> [Directive]:
Locate every line in the material below that has the word "performance". Copy each of those lines.

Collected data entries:
====

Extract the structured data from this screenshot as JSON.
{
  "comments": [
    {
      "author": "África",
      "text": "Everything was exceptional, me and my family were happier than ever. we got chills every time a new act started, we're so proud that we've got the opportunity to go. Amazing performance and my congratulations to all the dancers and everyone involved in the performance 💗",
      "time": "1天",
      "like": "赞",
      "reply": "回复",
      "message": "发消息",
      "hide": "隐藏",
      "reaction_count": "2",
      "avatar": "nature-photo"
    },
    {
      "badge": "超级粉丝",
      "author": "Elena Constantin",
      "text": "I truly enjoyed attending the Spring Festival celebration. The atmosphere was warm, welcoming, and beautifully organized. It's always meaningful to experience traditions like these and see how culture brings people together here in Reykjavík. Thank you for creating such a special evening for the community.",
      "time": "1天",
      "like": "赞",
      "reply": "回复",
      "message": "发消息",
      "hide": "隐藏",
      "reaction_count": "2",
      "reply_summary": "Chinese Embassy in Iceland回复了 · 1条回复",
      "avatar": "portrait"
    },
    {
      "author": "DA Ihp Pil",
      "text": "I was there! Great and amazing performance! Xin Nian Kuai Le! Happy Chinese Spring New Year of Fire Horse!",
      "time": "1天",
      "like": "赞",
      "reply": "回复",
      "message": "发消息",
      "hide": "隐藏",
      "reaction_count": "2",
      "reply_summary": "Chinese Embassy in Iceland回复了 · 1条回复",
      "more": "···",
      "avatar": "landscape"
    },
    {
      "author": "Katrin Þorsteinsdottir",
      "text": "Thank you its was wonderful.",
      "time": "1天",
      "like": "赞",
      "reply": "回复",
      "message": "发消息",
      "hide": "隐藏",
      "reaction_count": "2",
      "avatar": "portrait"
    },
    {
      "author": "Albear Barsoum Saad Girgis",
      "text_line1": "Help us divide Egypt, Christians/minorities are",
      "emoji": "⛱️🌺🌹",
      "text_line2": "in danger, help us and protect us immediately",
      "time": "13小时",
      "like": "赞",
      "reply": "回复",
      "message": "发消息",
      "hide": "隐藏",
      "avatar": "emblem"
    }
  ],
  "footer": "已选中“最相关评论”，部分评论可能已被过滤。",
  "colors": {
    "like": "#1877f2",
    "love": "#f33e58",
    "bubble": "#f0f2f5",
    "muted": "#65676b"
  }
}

====

> [The answer]:
      "text": "Everything was exceptional, me and my family were happier than ever. we got chills every time a new act started, we're so proud that we've got the opportunity to go. Amazing performance and my congratulations to all the dancers and everyone involved in the performance 💗",
      "text": "I was there! Great and amazing performance! Xin Nian Kuai Le! Happy Chinese Spring New Year of Fire Horse!",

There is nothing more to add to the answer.